### EXTRAIT DE PAGE
Retraite des parlementaires

Vous avez réagi à un billet publié sur mon blog au sujet de la réforme des retraites, en m’interpellant sur la retraite des parlementaires. Alors que le gouvernement impose aux français des mesures de rigueur et une réforme des retraites dont le financement pèse quasi-exclusivement sur les salariés, de récentes révélations sur le cumul par des membres du gouvernement de leur retraite de parlementaire et de leur salaire de ministre ne peut que susciter l’indignation.

Je comprends également que vous ayez été interloqué par le faible écho donné à la discussion qui a eu lieu autour de l’amendement 249 rectifié, qui imposait au gouvernement d’établir un rapport sur l’alignement des régimes spécifiques de retraite des membres du Gouvernement et des parlementaires sur le régime général. Cet amendement a été rejeté par la majorité afin de permettre au bureau de l’Assemblée Nationale, qui regroupe le président, les vice-présidents ainsi que les présidents des groupes politiques, de présenter ses recommandations sur ce sujet dont il s’est saisi. Le site de l’Assemblée Nationale présente à ce sujet un article sur sa page d’accueil. (www.assemblee-nationale.fr)

### EXPLORER LE CONTENU
1. Dites si chaque affirmation est conforme au texte sur la retraite des parlementaires. Pour chacune, répondez par oui ou non et citez les mots exacts du texte qui le montrent : (a) L'amendement 249 rectifié a été adopté par la majorité. (b) Le bureau de l'Assemblée nationale compte parmi ses membres les vice-présidents. (c) Le financement de la réforme des retraites pèse presque uniquement sur les salariés.
2. Recopiez un passage du texte sur la retraite des parlementaires. Commencez aux mots « Vous avez réagi » et arrêtez-vous après « que susciter l’indignation. ».
Vous n'avez pas besoin des données pour ce travail.

### ENTRÉES DE DONNÉES

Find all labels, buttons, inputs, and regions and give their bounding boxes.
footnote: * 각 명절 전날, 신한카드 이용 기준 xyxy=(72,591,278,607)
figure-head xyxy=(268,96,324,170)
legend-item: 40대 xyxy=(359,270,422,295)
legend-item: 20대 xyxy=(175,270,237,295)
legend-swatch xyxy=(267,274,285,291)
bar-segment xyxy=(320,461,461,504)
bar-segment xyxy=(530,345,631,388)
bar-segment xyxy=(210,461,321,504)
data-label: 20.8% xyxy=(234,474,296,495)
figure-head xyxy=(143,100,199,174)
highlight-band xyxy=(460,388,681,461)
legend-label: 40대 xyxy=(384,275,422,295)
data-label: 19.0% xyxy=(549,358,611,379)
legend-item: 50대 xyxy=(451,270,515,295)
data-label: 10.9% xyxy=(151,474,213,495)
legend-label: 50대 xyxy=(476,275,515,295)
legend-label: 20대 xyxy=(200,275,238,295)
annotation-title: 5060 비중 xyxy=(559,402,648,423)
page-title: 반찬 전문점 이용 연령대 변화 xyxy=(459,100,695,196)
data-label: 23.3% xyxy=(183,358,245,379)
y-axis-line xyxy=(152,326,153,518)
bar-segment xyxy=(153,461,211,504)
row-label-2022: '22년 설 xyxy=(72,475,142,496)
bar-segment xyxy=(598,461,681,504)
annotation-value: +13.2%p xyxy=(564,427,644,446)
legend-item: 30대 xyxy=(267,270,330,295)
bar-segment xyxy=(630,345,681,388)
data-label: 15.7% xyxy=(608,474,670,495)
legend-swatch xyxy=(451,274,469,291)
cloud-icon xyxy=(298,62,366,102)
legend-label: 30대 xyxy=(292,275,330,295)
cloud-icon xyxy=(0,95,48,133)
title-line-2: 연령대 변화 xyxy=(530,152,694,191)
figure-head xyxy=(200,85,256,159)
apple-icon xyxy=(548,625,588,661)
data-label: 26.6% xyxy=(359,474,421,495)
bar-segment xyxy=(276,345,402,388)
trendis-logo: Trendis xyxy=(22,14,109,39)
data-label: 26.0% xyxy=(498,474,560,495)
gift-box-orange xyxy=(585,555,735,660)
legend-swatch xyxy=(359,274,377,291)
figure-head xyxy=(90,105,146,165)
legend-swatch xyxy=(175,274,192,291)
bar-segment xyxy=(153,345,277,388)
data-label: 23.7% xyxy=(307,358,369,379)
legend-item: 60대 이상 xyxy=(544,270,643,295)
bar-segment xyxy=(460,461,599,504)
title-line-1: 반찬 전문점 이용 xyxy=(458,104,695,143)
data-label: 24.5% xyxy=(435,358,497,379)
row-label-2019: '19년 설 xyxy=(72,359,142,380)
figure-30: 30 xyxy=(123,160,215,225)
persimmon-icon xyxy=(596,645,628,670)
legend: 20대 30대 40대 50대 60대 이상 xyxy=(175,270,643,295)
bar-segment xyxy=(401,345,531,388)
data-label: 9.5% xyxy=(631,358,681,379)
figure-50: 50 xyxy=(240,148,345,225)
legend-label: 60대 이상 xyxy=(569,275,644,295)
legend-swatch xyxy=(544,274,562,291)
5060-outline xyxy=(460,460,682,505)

### RÉPONSES PAR TÂCHE
1.
(a) Non : « Cet amendement a été rejeté par la majorité ».
(b) Oui : « qui regroupe le président, les vice-présidents ainsi que les présidents des groupes politiques ».
(c) Oui : « dont le financement pèse quasi-exclusivement sur les salariés ».

2.
Vous avez réagi à un billet publié sur mon blog au sujet de la réforme des retraites, en m’interpellant sur la retraite des parlementaires. Alors que le gouvernement impose aux français des mesures de rigueur et une réforme des retraites dont le financement pèse quasi-exclusivement sur les salariés, de récentes révélations sur le cumul par des membres du gouvernement de leur retraite de parlementaire et de leur salaire de ministre ne peut que susciter l’indignation.